Element data from apps and pages

---------------

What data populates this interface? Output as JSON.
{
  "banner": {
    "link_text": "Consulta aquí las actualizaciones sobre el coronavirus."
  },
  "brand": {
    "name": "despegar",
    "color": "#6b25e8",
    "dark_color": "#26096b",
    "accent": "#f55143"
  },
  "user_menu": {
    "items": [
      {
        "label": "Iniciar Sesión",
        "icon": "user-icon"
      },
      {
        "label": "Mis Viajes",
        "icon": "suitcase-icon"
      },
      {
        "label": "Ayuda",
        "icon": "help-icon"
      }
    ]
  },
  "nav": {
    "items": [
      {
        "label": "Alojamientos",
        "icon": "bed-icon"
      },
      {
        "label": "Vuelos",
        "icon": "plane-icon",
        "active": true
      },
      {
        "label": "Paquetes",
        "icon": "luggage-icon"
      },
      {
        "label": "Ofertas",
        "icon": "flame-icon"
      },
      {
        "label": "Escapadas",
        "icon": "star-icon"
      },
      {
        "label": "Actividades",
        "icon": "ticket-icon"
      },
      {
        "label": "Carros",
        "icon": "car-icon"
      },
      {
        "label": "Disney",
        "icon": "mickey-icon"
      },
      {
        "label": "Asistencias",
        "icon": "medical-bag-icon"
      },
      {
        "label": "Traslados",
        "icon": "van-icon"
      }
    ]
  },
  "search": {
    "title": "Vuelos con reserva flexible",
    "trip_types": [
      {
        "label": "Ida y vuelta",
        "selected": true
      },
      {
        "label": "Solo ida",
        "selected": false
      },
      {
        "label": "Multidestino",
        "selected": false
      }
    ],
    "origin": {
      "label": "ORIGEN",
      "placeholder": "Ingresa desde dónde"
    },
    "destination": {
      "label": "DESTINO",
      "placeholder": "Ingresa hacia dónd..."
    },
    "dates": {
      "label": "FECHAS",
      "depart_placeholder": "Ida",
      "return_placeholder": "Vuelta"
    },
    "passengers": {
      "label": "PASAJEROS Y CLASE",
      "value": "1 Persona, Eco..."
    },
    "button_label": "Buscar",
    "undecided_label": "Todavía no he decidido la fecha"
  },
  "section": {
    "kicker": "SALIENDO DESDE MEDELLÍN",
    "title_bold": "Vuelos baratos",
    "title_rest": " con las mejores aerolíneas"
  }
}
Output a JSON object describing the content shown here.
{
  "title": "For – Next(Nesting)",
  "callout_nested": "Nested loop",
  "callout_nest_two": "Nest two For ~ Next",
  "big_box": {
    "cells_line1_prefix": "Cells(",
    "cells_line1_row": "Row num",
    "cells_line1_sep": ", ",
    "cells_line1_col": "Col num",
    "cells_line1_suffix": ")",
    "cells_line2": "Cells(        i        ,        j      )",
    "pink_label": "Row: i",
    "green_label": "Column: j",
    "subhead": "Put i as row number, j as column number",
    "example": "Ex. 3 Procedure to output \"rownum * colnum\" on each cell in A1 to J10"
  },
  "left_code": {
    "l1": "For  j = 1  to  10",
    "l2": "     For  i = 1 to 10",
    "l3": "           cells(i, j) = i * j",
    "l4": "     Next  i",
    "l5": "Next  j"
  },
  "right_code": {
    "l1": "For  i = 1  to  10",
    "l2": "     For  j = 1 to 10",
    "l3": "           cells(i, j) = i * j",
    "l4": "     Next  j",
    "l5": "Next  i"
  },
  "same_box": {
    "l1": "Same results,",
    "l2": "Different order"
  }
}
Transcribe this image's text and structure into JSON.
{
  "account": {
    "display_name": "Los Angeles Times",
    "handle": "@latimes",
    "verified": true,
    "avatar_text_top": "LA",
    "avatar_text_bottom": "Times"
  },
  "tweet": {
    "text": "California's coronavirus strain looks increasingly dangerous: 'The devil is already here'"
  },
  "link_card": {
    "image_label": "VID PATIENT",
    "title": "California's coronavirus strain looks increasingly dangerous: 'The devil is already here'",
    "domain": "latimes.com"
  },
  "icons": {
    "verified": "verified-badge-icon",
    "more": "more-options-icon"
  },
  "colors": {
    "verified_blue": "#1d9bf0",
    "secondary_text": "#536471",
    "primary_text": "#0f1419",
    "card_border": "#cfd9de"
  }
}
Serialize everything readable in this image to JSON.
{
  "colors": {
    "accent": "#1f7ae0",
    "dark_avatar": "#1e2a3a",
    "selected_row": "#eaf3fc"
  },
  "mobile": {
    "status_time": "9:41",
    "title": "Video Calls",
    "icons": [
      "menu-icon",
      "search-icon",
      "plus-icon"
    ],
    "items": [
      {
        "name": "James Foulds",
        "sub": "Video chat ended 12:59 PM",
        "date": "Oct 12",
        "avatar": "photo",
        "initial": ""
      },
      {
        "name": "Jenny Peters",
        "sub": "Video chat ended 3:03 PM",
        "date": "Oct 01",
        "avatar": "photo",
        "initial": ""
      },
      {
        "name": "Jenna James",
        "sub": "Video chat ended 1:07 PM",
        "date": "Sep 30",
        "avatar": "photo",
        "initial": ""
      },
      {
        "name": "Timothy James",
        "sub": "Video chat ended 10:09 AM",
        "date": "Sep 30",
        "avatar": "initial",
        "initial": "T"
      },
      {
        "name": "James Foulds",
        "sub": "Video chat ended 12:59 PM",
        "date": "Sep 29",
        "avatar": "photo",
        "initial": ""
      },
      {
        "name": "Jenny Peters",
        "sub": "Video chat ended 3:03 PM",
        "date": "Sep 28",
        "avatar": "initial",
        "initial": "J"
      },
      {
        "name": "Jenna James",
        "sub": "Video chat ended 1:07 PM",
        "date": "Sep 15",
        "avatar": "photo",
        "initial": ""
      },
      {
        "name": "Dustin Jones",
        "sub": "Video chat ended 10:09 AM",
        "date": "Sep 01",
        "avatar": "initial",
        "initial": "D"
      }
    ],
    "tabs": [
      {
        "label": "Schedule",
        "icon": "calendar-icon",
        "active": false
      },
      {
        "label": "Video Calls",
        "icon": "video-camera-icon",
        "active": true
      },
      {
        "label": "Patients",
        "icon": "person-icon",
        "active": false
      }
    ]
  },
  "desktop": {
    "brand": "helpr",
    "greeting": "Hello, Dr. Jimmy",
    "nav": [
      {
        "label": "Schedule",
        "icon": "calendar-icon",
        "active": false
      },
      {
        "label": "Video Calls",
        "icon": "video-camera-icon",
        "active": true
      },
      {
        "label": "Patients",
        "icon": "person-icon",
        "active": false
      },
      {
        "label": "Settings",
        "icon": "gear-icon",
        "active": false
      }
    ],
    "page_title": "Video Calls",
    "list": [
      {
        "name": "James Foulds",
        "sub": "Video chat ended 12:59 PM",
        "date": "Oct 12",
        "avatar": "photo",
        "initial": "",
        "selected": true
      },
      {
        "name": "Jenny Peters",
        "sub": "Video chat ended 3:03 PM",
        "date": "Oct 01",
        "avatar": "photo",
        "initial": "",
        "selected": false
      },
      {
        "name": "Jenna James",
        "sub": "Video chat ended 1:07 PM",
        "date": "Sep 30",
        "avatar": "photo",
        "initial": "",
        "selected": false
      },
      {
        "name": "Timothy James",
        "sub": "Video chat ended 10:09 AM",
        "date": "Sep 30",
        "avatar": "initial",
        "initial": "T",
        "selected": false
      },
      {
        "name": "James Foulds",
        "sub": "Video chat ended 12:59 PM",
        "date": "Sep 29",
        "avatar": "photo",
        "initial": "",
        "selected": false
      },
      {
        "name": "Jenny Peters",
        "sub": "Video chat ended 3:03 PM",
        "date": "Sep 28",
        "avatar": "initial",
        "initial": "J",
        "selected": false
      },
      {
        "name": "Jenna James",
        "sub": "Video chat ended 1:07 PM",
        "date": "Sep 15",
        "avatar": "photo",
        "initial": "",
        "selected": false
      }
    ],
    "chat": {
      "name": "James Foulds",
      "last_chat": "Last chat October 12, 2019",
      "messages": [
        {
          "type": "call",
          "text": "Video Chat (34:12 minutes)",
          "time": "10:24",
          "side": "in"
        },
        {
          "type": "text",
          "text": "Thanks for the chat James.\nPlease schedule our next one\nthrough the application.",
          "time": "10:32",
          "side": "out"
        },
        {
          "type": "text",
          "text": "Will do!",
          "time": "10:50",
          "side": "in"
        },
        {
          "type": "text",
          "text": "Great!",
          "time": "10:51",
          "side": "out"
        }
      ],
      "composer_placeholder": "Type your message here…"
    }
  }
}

---------------

**Exercise requirements**
Among the entries above, tally each line with the string "devil" and state that figure only.

**Answer**
2